[Start of Attachment]

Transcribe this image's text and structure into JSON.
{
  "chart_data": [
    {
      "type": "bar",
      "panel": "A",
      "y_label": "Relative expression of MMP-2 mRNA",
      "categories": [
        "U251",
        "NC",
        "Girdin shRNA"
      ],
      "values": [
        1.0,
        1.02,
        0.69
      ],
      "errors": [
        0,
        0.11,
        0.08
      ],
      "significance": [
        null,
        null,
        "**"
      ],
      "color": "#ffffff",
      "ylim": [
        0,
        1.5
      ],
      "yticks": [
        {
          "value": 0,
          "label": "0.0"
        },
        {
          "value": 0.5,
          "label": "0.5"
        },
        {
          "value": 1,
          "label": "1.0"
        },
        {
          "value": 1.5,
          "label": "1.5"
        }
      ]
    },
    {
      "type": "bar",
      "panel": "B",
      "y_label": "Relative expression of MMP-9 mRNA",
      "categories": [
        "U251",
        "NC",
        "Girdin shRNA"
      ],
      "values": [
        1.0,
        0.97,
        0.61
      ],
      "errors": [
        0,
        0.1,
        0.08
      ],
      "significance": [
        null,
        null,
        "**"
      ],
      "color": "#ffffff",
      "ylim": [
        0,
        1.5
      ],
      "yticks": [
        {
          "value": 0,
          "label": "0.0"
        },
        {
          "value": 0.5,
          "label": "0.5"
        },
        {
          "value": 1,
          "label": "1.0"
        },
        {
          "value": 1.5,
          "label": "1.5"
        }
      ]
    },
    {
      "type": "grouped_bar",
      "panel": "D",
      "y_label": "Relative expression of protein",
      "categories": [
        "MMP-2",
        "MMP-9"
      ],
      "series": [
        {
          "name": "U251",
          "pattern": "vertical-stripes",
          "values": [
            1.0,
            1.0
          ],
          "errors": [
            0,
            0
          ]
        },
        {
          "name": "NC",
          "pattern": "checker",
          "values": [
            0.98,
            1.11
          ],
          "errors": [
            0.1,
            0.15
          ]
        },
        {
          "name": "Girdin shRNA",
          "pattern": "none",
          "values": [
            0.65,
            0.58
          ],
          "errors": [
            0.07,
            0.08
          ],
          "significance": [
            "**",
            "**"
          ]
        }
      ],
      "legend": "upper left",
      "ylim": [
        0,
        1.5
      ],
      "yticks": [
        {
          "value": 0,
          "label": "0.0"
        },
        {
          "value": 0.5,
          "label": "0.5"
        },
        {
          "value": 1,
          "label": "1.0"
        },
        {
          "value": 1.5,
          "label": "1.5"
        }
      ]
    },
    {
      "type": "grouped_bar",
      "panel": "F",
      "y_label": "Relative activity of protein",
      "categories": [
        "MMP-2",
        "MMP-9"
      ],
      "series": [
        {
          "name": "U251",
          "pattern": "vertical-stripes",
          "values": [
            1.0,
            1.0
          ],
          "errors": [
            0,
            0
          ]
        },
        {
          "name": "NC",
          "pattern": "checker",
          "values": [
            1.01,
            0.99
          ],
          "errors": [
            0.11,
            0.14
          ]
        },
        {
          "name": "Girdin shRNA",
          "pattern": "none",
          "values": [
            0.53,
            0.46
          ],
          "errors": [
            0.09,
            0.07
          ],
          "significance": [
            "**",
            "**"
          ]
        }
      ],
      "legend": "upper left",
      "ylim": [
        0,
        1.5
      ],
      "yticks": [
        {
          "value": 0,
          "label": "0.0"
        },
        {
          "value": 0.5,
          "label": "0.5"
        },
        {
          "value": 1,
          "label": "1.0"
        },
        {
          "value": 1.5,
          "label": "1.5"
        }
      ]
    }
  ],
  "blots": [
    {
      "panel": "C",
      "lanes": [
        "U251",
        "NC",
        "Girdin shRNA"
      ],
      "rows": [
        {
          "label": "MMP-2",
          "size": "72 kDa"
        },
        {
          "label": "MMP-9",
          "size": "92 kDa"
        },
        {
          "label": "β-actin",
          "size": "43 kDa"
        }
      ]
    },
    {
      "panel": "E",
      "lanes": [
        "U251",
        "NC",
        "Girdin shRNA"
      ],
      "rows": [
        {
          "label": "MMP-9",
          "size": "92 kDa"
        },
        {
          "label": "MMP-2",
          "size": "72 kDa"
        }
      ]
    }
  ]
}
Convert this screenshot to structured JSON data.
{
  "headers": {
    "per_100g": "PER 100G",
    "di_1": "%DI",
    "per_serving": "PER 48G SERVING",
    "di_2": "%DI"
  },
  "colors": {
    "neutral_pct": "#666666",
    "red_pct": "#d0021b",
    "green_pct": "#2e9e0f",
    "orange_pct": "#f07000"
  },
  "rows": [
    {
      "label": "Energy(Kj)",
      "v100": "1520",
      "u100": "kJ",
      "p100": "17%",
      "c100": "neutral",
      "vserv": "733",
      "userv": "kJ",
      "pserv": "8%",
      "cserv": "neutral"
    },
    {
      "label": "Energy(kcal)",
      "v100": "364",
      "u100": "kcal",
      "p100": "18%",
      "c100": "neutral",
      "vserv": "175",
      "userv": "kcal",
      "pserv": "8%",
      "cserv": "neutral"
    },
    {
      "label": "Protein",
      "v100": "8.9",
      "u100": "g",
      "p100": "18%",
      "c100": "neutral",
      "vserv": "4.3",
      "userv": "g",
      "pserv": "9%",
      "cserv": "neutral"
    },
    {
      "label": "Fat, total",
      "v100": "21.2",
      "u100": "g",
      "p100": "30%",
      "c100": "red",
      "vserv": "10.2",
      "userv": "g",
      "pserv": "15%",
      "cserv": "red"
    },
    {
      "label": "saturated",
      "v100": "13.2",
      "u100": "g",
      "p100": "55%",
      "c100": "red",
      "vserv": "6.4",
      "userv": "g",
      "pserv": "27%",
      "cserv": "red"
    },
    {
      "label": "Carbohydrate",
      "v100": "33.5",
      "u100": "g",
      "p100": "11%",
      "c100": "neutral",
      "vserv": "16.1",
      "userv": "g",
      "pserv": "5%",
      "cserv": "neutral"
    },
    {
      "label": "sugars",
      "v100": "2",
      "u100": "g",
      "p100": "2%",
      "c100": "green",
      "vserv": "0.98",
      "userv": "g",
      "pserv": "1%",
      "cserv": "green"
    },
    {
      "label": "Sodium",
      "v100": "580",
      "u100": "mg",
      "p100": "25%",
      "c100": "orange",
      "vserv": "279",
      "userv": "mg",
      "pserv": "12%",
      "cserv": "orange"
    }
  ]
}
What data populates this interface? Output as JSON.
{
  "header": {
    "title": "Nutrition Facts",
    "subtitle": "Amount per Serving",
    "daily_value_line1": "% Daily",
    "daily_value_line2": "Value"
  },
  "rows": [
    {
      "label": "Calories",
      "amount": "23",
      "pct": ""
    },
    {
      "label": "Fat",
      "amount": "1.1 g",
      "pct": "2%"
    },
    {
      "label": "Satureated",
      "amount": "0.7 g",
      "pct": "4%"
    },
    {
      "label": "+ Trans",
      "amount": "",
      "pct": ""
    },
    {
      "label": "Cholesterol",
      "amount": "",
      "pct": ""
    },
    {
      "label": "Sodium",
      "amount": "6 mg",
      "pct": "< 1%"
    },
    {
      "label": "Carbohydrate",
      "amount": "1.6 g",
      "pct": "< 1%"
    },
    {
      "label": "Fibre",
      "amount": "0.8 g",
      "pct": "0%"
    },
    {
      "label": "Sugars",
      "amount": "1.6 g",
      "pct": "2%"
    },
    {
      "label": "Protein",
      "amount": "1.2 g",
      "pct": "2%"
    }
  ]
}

[End of Attachment]

Reproduce the entries above exactly.

-- WORKED SOLUTION --
Transcribe this image's text and structure into JSON.
{
  "chart_data": [
    {
      "type": "bar",
      "panel": "A",
      "y_label": "Relative expression of MMP-2 mRNA",
      "categories": [
        "U251",
        "NC",
        "Girdin shRNA"
      ],
      "values": [
        1.0,
        1.02,
        0.69
      ],
      "errors": [
        0,
        0.11,
        0.08
      ],
      "significance": [
        null,
        null,
        "**"
      ],
      "color": "#ffffff",
      "ylim": [
        0,
        1.5
      ],
      "yticks": [
        {
          "value": 0,
          "label": "0.0"
        },
        {
          "value": 0.5,
          "label": "0.5"
        },
        {
          "value": 1,
          "label": "1.0"
        },
        {
          "value": 1.5,
          "label": "1.5"
        }
      ]
    },
    {
      "type": "bar",
      "panel": "B",
      "y_label": "Relative expression of MMP-9 mRNA",
      "categories": [
        "U251",
        "NC",
        "Girdin shRNA"
      ],
      "values": [
        1.0,
        0.97,
        0.61
      ],
      "errors": [
        0,
        0.1,
        0.08
      ],
      "significance": [
        null,
        null,
        "**"
      ],
      "color": "#ffffff",
      "ylim": [
        0,
        1.5
      ],
      "yticks": [
        {
          "value": 0,
          "label": "0.0"
        },
        {
          "value": 0.5,
          "label": "0.5"
        },
        {
          "value": 1,
          "label": "1.0"
        },
        {
          "value": 1.5,
          "label": "1.5"
        }
      ]
    },
    {
      "type": "grouped_bar",
      "panel": "D",
      "y_label": "Relative expression of protein",
      "categories": [
        "MMP-2",
        "MMP-9"
      ],
      "series": [
        {
          "name": "U251",
          "pattern": "vertical-stripes",
          "values": [
            1.0,
            1.0
          ],
          "errors": [
            0,
            0
          ]
        },
        {
          "name": "NC",
          "pattern": "checker",
          "values": [
            0.98,
            1.11
          ],
          "errors": [
            0.1,
            0.15
          ]
        },
        {
          "name": "Girdin shRNA",
          "pattern": "none",
          "values": [
            0.65,
            0.58
          ],
          "errors": [
            0.07,
            0.08
          ],
          "significance": [
            "**",
            "**"
          ]
        }
      ],
      "legend": "upper left",
      "ylim": [
        0,
        1.5
      ],
      "yticks": [
        {
          "value": 0,
          "label": "0.0"
        },
        {
          "value": 0.5,
          "label": "0.5"
        },
        {
          "value": 1,
          "label": "1.0"
        },
        {
          "value": 1.5,
          "label": "1.5"
        }
      ]
    },
    {
      "type": "grouped_bar",
      "panel": "F",
      "y_label": "Relative activity of protein",
      "categories": [
        "MMP-2",
        "MMP-9"
      ],
      "series": [
        {
          "name": "U251",
          "pattern": "vertical-stripes",
          "values": [
            1.0,
            1.0
          ],
          "errors": [
            0,
            0
          ]
        },
        {
          "name": "NC",
          "pattern": "checker",
          "values": [
            1.01,
            0.99
          ],
          "errors": [
            0.11,
            0.14
          ]
        },
        {
          "name": "Girdin shRNA",
          "pattern": "none",
          "values": [
            0.53,
            0.46
          ],
          "errors": [
            0.09,
            0.07
          ],
          "significance": [
            "**",
            "**"
          ]
        }
      ],
      "legend": "upper left",
      "ylim": [
        0,
        1.5
      ],
      "yticks": [
        {
          "value": 0,
          "label": "0.0"
        },
        {
          "value": 0.5,
          "label": "0.5"
        },
        {
          "value": 1,
          "label": "1.0"
        },
        {
          "value": 1.5,
          "label": "1.5"
        }
      ]
    }
  ],
  "blots": [
    {
      "panel": "C",
      "lanes": [
        "U251",
        "NC",
        "Girdin shRNA"
      ],
      "rows": [
        {
          "label": "MMP-2",
          "size": "72 kDa"
        },
        {
          "label": "MMP-9",
          "size": "92 kDa"
        },
        {
          "label": "β-actin",
          "size": "43 kDa"
        }
      ]
    },
    {
      "panel": "E",
      "lanes": [
        "U251",
        "NC",
        "Girdin shRNA"
      ],
      "rows": [
        {
          "label": "MMP-9",
          "size": "92 kDa"
        },
        {
          "label": "MMP-2",
          "size": "72 kDa"
        }
      ]
    }
  ]
}
Convert this screenshot to structured JSON data.
{
  "headers": {
    "per_100g": "PER 100G",
    "di_1": "%DI",
    "per_serving": "PER 48G SERVING",
    "di_2": "%DI"
  },
  "colors": {
    "neutral_pct": "#666666",
    "red_pct": "#d0021b",
    "green_pct": "#2e9e0f",
    "orange_pct": "#f07000"
  },
  "rows": [
    {
      "label": "Energy(Kj)",
      "v100": "1520",
      "u100": "kJ",
      "p100": "17%",
      "c100": "neutral",
      "vserv": "733",
      "userv": "kJ",
      "pserv": "8%",
      "cserv": "neutral"
    },
    {
      "label": "Energy(kcal)",
      "v100": "364",
      "u100": "kcal",
      "p100": "18%",
      "c100": "neutral",
      "vserv": "175",
      "userv": "kcal",
      "pserv": "8%",
      "cserv": "neutral"
    },
    {
      "label": "Protein",
      "v100": "8.9",
      "u100": "g",
      "p100": "18%",
      "c100": "neutral",
      "vserv": "4.3",
      "userv": "g",
      "pserv": "9%",
      "cserv": "neutral"
    },
    {
      "label": "Fat, total",
      "v100": "21.2",
      "u100": "g",
      "p100": "30%",
      "c100": "red",
      "vserv": "10.2",
      "userv": "g",
      "pserv": "15%",
      "cserv": "red"
    },
    {
      "label": "saturated",
      "v100": "13.2",
      "u100": "g",
      "p100": "55%",
      "c100": "red",
      "vserv": "6.4",
      "userv": "g",
      "pserv": "27%",
      "cserv": "red"
    },
    {
      "label": "Carbohydrate",
      "v100": "33.5",
      "u100": "g",
      "p100": "11%",
      "c100": "neutral",
      "vserv": "16.1",
      "userv": "g",
      "pserv": "5%",
      "cserv": "neutral"
    },
    {
      "label": "sugars",
      "v100": "2",
      "u100": "g",
      "p100": "2%",
      "c100": "green",
      "vserv": "0.98",
      "userv": "g",
      "pserv": "1%",
      "cserv": "green"
    },
    {
      "label": "Sodium",
      "v100": "580",
      "u100": "mg",
      "p100": "25%",
      "c100": "orange",
      "vserv": "279",
      "userv": "mg",
      "pserv": "12%",
      "cserv": "orange"
    }
  ]
}
What data populates this interface? Output as JSON.
{
  "header": {
    "title": "Nutrition Facts",
    "subtitle": "Amount per Serving",
    "daily_value_line1": "% Daily",
    "daily_value_line2": "Value"
  },
  "rows": [
    {
      "label": "Calories",
      "amount": "23",
      "pct": ""
    },
    {
      "label": "Fat",
      "amount": "1.1 g",
      "pct": "2%"
    },
    {
      "label": "Satureated",
      "amount": "0.7 g",
      "pct": "4%"
    },
    {
      "label": "+ Trans",
      "amount": "",
      "pct": ""
    },
    {
      "label": "Cholesterol",
      "amount": "",
      "pct": ""
    },
    {
      "label": "Sodium",
      "amount": "6 mg",
      "pct": "< 1%"
    },
    {
      "label": "Carbohydrate",
      "amount": "1.6 g",
      "pct": "< 1%"
    },
    {
      "label": "Fibre",
      "amount": "0.8 g",
      "pct": "0%"
    },
    {
      "label": "Sugars",
      "amount": "1.6 g",
      "pct": "2%"
    },
    {
      "label": "Protein",
      "amount": "1.2 g",
      "pct": "2%"
    }
  ]
}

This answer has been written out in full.